**Your objective:**
Every line that contains the word "做一个有道德的人" should be copied out.

[Records]
---
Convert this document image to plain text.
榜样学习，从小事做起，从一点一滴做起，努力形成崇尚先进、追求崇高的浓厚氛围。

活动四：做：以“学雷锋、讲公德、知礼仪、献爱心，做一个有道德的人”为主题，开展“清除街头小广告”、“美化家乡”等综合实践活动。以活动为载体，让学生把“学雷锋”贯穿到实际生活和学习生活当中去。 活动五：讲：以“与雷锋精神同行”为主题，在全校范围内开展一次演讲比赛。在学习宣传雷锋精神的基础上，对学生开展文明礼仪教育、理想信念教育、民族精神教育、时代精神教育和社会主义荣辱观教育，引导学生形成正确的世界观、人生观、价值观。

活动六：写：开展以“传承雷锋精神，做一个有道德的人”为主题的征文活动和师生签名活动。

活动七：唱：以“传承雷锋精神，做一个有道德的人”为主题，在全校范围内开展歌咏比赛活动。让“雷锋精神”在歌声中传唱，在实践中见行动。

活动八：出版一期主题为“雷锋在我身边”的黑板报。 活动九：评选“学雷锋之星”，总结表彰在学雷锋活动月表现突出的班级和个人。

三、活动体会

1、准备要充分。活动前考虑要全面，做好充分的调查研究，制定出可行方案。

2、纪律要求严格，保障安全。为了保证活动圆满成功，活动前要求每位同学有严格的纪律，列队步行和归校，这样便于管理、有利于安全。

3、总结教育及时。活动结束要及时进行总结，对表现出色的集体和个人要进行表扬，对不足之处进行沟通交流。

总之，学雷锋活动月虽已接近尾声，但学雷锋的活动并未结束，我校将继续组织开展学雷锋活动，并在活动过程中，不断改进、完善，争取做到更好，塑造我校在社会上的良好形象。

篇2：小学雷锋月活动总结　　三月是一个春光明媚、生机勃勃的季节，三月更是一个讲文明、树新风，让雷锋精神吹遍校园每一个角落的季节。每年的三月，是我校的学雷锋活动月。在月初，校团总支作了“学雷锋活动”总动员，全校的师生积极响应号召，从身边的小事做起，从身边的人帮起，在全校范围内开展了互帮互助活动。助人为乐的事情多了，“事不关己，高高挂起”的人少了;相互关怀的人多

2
---
**Correct output:**
活动四：做：以“学雷锋、讲公德、知礼仪、献爱心，做一个有道德的人”为主题，开展“清除街头小广告”、“美化家乡”等综合实践活动。以活动为载体，让学生把“学雷锋”贯穿到实际生活和学习生活当中去。 活动五：讲：以“与雷锋精神同行”为主题，在全校范围内开展一次演讲比赛。在学习宣传雷锋精神的基础上，对学生开展文明礼仪教育、理想信念教育、民族精神教育、时代精神教育和社会主义荣辱观教育，引导学生形成正确的世界观、人生观、价值观。
活动六：写：开展以“传承雷锋精神，做一个有道德的人”为主题的征文活动和师生签名活动。
活动七：唱：以“传承雷锋精神，做一个有道德的人”为主题，在全校范围内开展歌咏比赛活动。让“雷锋精神”在歌声中传唱，在实践中见行动。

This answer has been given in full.